• Page excerpt
[start]

# Cork or Cork Gel Bar Tape



## msohio (Feb 23, 2004)

I need to re-tape my bars. First time, wheeee. What's the difference between the cork tape and cork gel tape in terms of wear and feel?


----------



## Mike Prince (Jan 30, 2004)

msohio said:


> I need to re-tape my bars. First time, wheeee. What's the difference between the cork tape and cork gel tape in terms of wear and feel?


The gel tape is definitely thicker and cushier. This makes it a challenge of sorts to wrap as the fat ends don't fit inside the end of the bars too easily. Other than that, gel is a bit easier to wrap as it is non-adhesive and can stand to be stretched a bit tighter. It also will last a bit longer in my experience.

Having said that, after using Cinelli cork for a long time (15+ years) and one try with the Cinelli gel I went to Deda bar wrap which is my new standard. I didn't like the plushness of the gel tape and I found that no matter how tightly wrapped the gel tape was, I would have to re-wrap it ocassionally as it tended to unwind, especially when it rained during a ride.

[end]

• Supplied information
[start]

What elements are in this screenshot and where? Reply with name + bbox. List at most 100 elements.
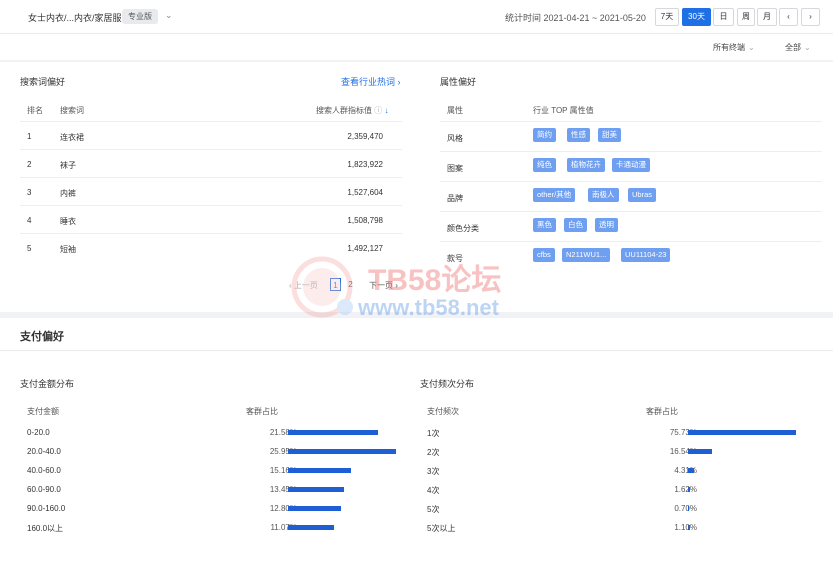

[end]

• Tasks for this exercise
1 - From the first paragraph of Mike Prince's reply in the bar tape thread, list each trait it gives for gel tape.
2 - Continue the bar tape thread from its last sentence.

• Per-task outputs
1 -
- Thicker
- Cushier
- Fat ends that don't fit inside the end of the bars easily
- Non-adhesive, so a bit easier to wrap
- Can be stretched a bit tighter
- Lasts a bit longer

2 -
----------



## bimini (Jul 2, 2003)

*Cork*

The gells feel too fat and I the grip just does not feel right to me. (I could be stuck in my ways). The padding should be in the gloves. Most riders spend a lot of time on the hoods so tape is not a factor there.


----------



## froze (Sep 15, 2002)

Gel would make the bars to fat and you could end up with hurting hands. Stay with the regular cork tape and buy some decent gel gloves-Trico Sports sells gel gloves for less money ($18) than those Pearl Izumi and the Trico's last longer.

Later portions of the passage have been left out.